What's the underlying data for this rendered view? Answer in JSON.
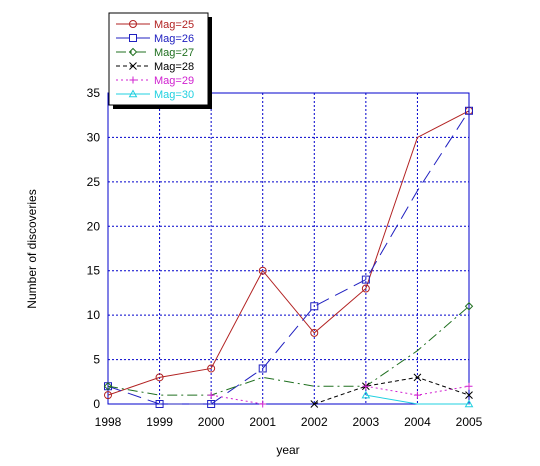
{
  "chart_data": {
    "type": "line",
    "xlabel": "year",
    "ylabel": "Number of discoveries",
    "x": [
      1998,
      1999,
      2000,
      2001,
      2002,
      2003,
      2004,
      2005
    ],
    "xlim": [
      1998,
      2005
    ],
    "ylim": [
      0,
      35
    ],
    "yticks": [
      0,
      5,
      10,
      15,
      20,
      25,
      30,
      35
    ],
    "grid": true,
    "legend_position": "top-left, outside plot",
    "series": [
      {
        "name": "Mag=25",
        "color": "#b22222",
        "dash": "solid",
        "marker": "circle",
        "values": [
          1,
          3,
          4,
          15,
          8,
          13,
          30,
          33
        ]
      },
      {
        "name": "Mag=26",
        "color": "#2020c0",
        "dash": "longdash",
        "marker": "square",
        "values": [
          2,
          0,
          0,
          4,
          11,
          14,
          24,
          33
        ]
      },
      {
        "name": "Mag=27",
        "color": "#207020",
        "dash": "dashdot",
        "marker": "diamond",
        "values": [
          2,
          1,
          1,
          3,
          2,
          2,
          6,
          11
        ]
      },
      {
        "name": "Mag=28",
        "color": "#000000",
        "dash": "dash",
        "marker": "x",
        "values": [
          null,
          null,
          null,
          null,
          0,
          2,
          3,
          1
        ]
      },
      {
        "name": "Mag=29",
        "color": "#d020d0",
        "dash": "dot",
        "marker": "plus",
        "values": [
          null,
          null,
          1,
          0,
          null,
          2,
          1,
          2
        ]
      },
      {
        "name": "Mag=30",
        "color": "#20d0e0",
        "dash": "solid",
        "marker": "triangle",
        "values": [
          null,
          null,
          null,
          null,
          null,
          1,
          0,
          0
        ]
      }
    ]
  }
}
━━━━━━━━━━
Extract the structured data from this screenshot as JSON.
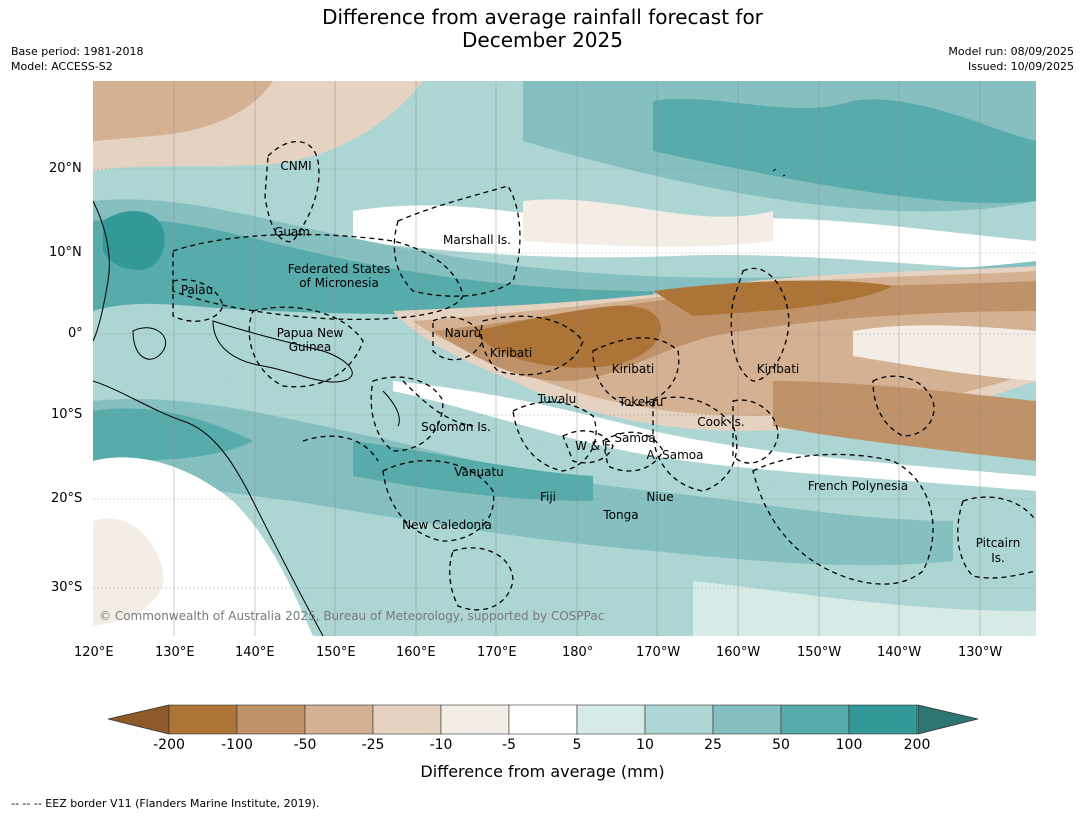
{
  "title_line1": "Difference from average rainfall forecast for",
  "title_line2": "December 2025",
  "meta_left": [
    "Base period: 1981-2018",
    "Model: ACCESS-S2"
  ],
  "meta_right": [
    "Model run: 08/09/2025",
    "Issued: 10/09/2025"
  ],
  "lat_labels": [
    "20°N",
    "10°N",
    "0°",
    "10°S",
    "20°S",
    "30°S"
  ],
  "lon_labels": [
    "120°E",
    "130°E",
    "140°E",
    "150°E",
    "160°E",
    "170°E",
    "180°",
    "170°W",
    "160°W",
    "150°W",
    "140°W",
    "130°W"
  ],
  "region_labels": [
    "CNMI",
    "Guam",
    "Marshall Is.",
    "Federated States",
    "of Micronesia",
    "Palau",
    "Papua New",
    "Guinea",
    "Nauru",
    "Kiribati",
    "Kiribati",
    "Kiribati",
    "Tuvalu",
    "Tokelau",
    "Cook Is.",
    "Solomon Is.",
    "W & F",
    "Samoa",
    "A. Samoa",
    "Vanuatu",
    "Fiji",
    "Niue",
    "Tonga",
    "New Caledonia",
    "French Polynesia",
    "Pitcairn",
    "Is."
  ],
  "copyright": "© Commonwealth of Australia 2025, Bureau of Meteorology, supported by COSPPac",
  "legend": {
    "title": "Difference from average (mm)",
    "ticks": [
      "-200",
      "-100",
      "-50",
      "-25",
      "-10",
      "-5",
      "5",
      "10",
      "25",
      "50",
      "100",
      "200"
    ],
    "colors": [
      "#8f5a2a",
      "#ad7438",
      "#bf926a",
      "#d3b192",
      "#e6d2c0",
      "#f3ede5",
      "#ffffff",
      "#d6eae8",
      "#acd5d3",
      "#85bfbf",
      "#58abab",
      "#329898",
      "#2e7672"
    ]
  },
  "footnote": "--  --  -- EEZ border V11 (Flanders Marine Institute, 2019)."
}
━━━━━━━━━━
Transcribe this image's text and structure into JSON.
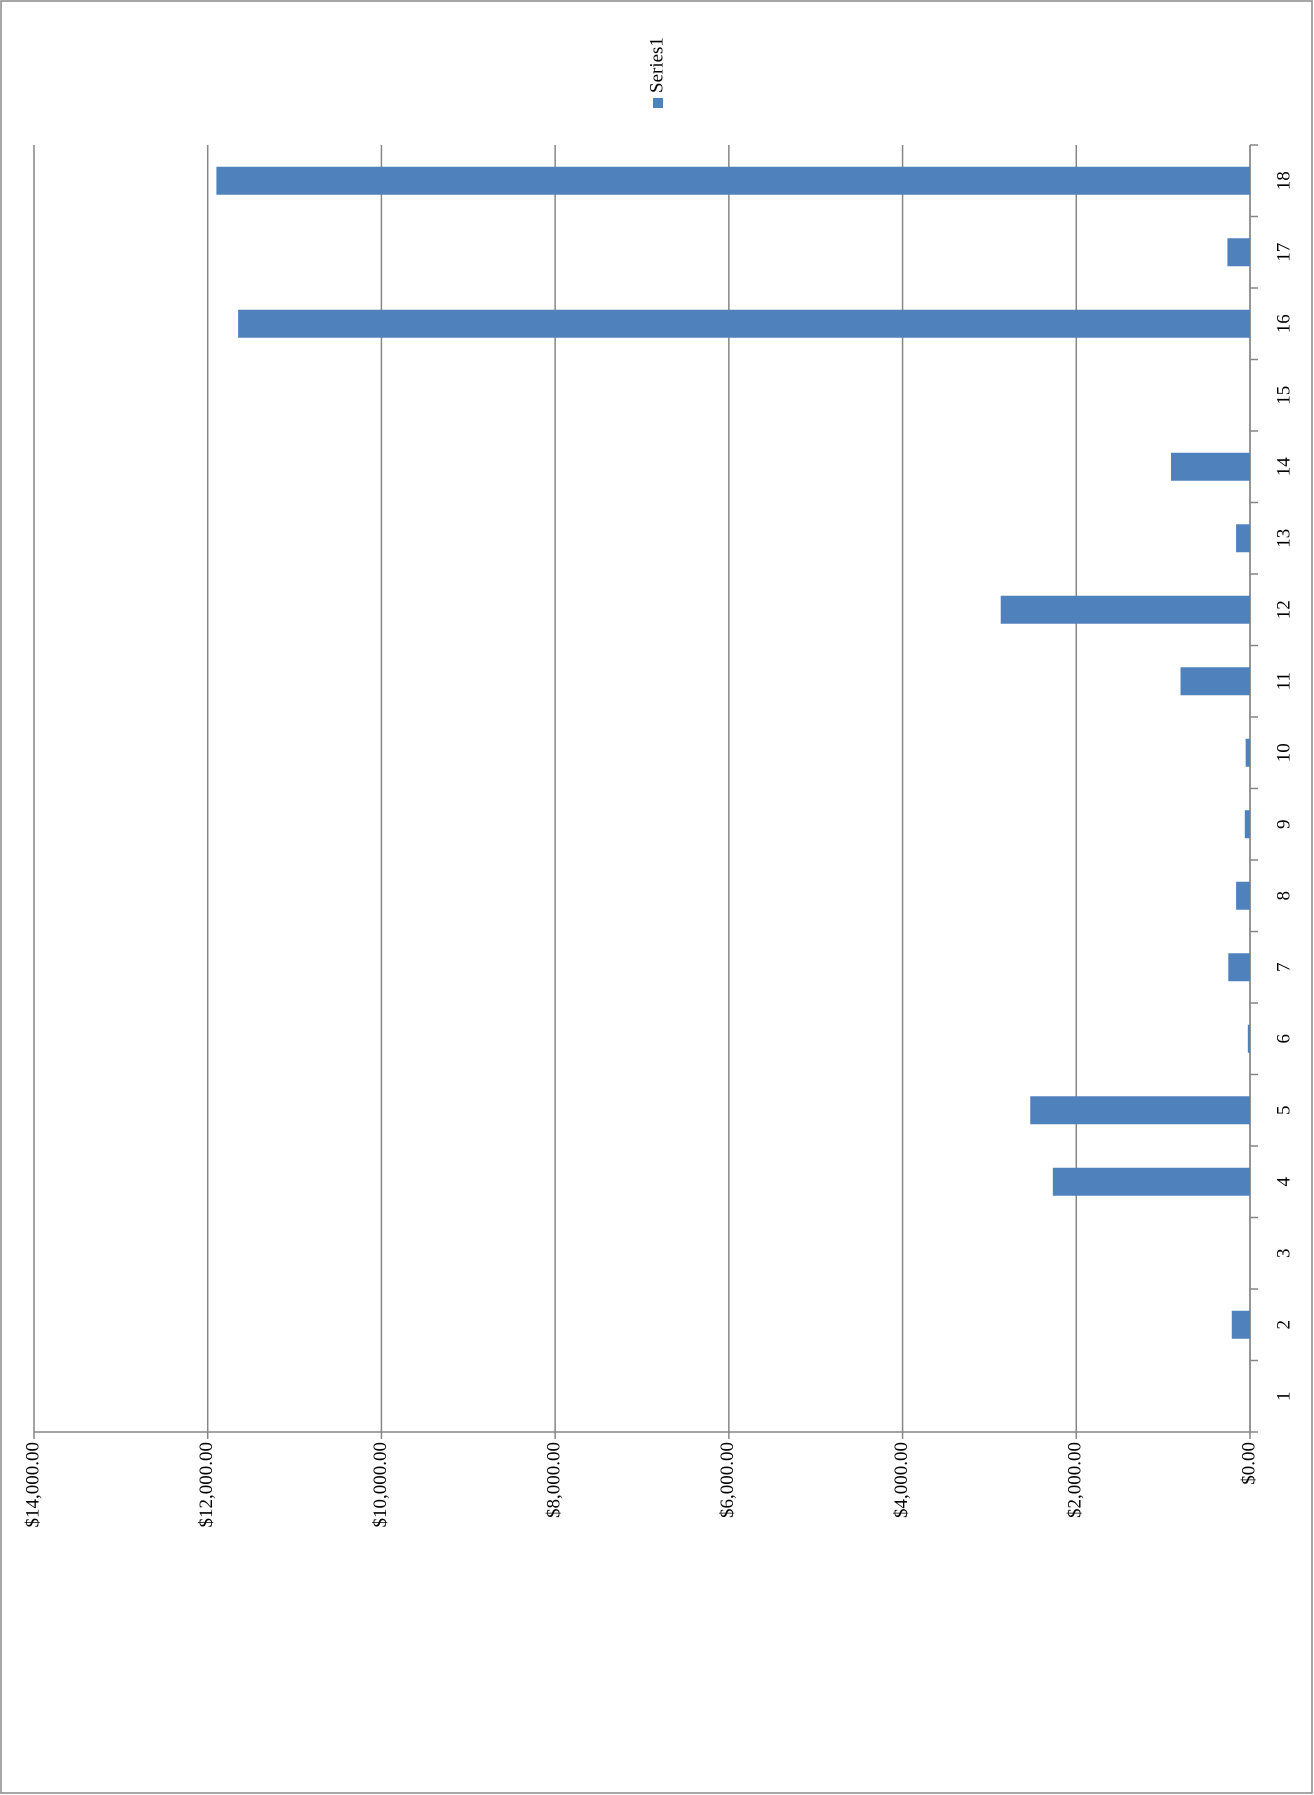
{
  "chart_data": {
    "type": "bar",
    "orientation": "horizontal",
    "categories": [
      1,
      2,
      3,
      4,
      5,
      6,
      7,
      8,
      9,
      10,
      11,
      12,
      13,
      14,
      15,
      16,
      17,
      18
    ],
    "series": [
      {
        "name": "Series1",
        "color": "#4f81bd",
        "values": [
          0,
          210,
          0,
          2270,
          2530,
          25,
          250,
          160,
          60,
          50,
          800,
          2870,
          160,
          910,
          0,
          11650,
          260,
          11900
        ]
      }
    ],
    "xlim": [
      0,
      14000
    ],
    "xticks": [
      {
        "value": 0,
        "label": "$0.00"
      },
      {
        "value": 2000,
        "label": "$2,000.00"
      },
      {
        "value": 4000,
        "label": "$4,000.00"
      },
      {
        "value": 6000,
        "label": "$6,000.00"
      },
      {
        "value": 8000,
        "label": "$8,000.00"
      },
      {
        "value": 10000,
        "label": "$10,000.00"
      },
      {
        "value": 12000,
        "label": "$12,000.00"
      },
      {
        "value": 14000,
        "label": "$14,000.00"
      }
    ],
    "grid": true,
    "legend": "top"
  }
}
━━━━━━━━━━
● **Work to do**:
Using the records above, select and copy every line that has the word "dash".

● **Correct response**:
        "dash": "solid",
        "dash": "longdash",
        "dash": "dashdot",
        "dash": "dash",
        "dash": "dot",
        "dash": "solid",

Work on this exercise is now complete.